Transcribe all of the material exactly.

Data excerpts
•••••
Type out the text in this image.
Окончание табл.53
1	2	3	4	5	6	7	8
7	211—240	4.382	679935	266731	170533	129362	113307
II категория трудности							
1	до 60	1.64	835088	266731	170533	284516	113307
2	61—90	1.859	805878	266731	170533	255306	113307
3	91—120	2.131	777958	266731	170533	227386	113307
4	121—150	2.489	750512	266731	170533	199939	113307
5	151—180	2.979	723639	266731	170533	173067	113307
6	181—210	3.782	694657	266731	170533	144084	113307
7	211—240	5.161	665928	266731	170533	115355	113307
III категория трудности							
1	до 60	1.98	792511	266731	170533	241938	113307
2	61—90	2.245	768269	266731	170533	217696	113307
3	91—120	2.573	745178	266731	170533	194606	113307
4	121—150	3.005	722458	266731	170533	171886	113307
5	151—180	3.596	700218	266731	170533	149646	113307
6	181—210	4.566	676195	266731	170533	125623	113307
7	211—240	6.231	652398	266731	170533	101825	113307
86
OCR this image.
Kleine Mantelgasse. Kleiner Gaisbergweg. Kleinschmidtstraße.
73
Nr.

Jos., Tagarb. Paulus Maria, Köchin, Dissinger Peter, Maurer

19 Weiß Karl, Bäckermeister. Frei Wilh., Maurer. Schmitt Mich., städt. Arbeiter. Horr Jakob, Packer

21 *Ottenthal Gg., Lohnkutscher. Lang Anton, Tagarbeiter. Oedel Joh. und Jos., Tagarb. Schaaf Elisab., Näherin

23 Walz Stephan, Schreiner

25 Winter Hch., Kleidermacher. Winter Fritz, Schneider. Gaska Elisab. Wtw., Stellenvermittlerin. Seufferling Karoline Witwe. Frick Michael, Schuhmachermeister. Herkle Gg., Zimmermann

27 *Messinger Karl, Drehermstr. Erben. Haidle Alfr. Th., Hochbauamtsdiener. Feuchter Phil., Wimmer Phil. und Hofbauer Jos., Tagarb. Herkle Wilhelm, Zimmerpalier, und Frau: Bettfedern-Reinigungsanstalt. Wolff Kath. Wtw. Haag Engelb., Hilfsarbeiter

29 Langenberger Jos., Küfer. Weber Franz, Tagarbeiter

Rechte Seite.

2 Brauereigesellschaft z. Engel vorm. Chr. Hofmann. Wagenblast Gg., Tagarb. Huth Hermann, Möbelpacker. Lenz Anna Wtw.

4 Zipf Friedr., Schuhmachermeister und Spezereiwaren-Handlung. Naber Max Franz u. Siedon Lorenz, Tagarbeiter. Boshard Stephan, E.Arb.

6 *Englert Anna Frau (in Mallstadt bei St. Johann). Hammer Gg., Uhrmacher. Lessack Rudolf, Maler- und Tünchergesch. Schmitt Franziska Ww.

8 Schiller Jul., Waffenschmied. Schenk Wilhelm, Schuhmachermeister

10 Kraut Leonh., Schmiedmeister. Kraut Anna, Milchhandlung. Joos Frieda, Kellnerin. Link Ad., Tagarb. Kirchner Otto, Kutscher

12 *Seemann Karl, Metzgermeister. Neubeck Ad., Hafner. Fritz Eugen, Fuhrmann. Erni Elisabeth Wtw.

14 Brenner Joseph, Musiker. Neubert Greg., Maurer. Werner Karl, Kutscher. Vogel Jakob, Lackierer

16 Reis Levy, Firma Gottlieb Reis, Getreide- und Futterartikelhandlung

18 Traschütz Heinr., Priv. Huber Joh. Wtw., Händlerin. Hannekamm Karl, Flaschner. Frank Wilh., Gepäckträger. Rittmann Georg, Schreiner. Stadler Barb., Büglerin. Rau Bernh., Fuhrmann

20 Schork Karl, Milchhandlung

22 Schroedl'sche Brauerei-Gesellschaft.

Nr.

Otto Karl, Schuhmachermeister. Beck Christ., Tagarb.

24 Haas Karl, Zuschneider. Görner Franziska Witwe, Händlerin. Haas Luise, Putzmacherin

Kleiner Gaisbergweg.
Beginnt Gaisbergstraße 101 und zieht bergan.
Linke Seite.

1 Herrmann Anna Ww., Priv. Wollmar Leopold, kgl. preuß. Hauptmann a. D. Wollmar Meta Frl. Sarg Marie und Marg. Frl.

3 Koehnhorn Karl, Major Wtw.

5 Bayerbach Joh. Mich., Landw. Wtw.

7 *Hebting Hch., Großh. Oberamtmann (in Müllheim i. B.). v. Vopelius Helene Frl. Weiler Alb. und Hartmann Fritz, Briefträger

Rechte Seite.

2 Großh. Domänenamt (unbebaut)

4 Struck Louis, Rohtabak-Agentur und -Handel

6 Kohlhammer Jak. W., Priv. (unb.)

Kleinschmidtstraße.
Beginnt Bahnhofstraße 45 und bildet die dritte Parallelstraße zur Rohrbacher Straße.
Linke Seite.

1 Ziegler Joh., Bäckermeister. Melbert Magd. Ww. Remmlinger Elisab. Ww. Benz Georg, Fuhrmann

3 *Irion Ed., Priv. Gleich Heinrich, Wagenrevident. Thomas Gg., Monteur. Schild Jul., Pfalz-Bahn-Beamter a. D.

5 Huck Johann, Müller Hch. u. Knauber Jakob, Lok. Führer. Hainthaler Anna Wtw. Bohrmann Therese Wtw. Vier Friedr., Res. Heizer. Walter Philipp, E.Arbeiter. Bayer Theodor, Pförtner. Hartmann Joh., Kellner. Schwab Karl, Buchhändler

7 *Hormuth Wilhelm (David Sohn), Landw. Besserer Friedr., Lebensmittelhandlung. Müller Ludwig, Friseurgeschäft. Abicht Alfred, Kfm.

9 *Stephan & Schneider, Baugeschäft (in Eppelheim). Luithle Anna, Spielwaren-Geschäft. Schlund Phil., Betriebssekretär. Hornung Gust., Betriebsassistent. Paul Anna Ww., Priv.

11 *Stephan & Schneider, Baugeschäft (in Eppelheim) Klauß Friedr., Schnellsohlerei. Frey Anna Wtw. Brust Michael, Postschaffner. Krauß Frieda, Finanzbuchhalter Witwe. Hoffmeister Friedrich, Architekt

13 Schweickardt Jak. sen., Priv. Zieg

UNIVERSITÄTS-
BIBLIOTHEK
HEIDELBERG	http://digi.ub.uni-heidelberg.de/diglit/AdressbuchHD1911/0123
•••••
▸ Response:
Type out the text in this image.
Окончание табл.53
1	2	3	4	5	6	7	8
7	211—240	4.382	679935	266731	170533	129362	113307
II категория трудности							
1	до 60	1.64	835088	266731	170533	284516	113307
2	61—90	1.859	805878	266731	170533	255306	113307
3	91—120	2.131	777958	266731	170533	227386	113307
4	121—150	2.489	750512	266731	170533	199939	113307
5	151—180	2.979	723639	266731	170533	173067	113307
6	181—210	3.782	694657	266731	170533	144084	113307
7	211—240	5.161	665928	266731	170533	115355	113307
III категория трудности							
1	до 60	1.98	792511	266731	170533	241938	113307
2	61—90	2.245	768269	266731	170533	217696	113307
3	91—120	2.573	745178	266731	170533	194606	113307
4	121—150	3.005	722458	266731	170533	171886	113307
5	151—180	3.596	700218	266731	170533	149646	113307
6	181—210	4.566	676195	266731	170533	125623	113307
7	211—240	6.231	652398	266731	170533	101825	113307
86
OCR this image.
Kleine Mantelgasse. Kleiner Gaisbergweg. Kleinschmidtstraße.
73
Nr.

Jos., Tagarb. Paulus Maria, Köchin, Dissinger Peter, Maurer

19 Weiß Karl, Bäckermeister. Frei Wilh., Maurer. Schmitt Mich., städt. Arbeiter. Horr Jakob, Packer

21 *Ottenthal Gg., Lohnkutscher. Lang Anton, Tagarbeiter. Oedel Joh. und Jos., Tagarb. Schaaf Elisab., Näherin

23 Walz Stephan, Schreiner

25 Winter Hch., Kleidermacher. Winter Fritz, Schneider. Gaska Elisab. Wtw., Stellenvermittlerin. Seufferling Karoline Witwe. Frick Michael, Schuhmachermeister. Herkle Gg., Zimmermann

27 *Messinger Karl, Drehermstr. Erben. Haidle Alfr. Th., Hochbauamtsdiener. Feuchter Phil., Wimmer Phil. und Hofbauer Jos., Tagarb. Herkle Wilhelm, Zimmerpalier, und Frau: Bettfedern-Reinigungsanstalt. Wolff Kath. Wtw. Haag Engelb., Hilfsarbeiter

29 Langenberger Jos., Küfer. Weber Franz, Tagarbeiter

Rechte Seite.

2 Brauereigesellschaft z. Engel vorm. Chr. Hofmann. Wagenblast Gg., Tagarb. Huth Hermann, Möbelpacker. Lenz Anna Wtw.

4 Zipf Friedr., Schuhmachermeister und Spezereiwaren-Handlung. Naber Max Franz u. Siedon Lorenz, Tagarbeiter. Boshard Stephan, E.Arb.

6 *Englert Anna Frau (in Mallstadt bei St. Johann). Hammer Gg., Uhrmacher. Lessack Rudolf, Maler- und Tünchergesch. Schmitt Franziska Ww.

8 Schiller Jul., Waffenschmied. Schenk Wilhelm, Schuhmachermeister

10 Kraut Leonh., Schmiedmeister. Kraut Anna, Milchhandlung. Joos Frieda, Kellnerin. Link Ad., Tagarb. Kirchner Otto, Kutscher

12 *Seemann Karl, Metzgermeister. Neubeck Ad., Hafner. Fritz Eugen, Fuhrmann. Erni Elisabeth Wtw.

14 Brenner Joseph, Musiker. Neubert Greg., Maurer. Werner Karl, Kutscher. Vogel Jakob, Lackierer

16 Reis Levy, Firma Gottlieb Reis, Getreide- und Futterartikelhandlung

18 Traschütz Heinr., Priv. Huber Joh. Wtw., Händlerin. Hannekamm Karl, Flaschner. Frank Wilh., Gepäckträger. Rittmann Georg, Schreiner. Stadler Barb., Büglerin. Rau Bernh., Fuhrmann

20 Schork Karl, Milchhandlung

22 Schroedl'sche Brauerei-Gesellschaft.

Nr.

Otto Karl, Schuhmachermeister. Beck Christ., Tagarb.

24 Haas Karl, Zuschneider. Görner Franziska Witwe, Händlerin. Haas Luise, Putzmacherin

Kleiner Gaisbergweg.
Beginnt Gaisbergstraße 101 und zieht bergan.
Linke Seite.

1 Herrmann Anna Ww., Priv. Wollmar Leopold, kgl. preuß. Hauptmann a. D. Wollmar Meta Frl. Sarg Marie und Marg. Frl.

3 Koehnhorn Karl, Major Wtw.

5 Bayerbach Joh. Mich., Landw. Wtw.

7 *Hebting Hch., Großh. Oberamtmann (in Müllheim i. B.). v. Vopelius Helene Frl. Weiler Alb. und Hartmann Fritz, Briefträger

Rechte Seite.

2 Großh. Domänenamt (unbebaut)

4 Struck Louis, Rohtabak-Agentur und -Handel

6 Kohlhammer Jak. W., Priv. (unb.)

Kleinschmidtstraße.
Beginnt Bahnhofstraße 45 und bildet die dritte Parallelstraße zur Rohrbacher Straße.
Linke Seite.

1 Ziegler Joh., Bäckermeister. Melbert Magd. Ww. Remmlinger Elisab. Ww. Benz Georg, Fuhrmann

3 *Irion Ed., Priv. Gleich Heinrich, Wagenrevident. Thomas Gg., Monteur. Schild Jul., Pfalz-Bahn-Beamter a. D.

5 Huck Johann, Müller Hch. u. Knauber Jakob, Lok. Führer. Hainthaler Anna Wtw. Bohrmann Therese Wtw. Vier Friedr., Res. Heizer. Walter Philipp, E.Arbeiter. Bayer Theodor, Pförtner. Hartmann Joh., Kellner. Schwab Karl, Buchhändler

7 *Hormuth Wilhelm (David Sohn), Landw. Besserer Friedr., Lebensmittelhandlung. Müller Ludwig, Friseurgeschäft. Abicht Alfred, Kfm.

9 *Stephan & Schneider, Baugeschäft (in Eppelheim). Luithle Anna, Spielwaren-Geschäft. Schlund Phil., Betriebssekretär. Hornung Gust., Betriebsassistent. Paul Anna Ww., Priv.

11 *Stephan & Schneider, Baugeschäft (in Eppelheim) Klauß Friedr., Schnellsohlerei. Frey Anna Wtw. Brust Michael, Postschaffner. Krauß Frieda, Finanzbuchhalter Witwe. Hoffmeister Friedrich, Architekt

13 Schweickardt Jak. sen., Priv. Zieg

UNIVERSITÄTS-
BIBLIOTHEK
HEIDELBERG	http://digi.ub.uni-heidelberg.de/diglit/AdressbuchHD1911/0123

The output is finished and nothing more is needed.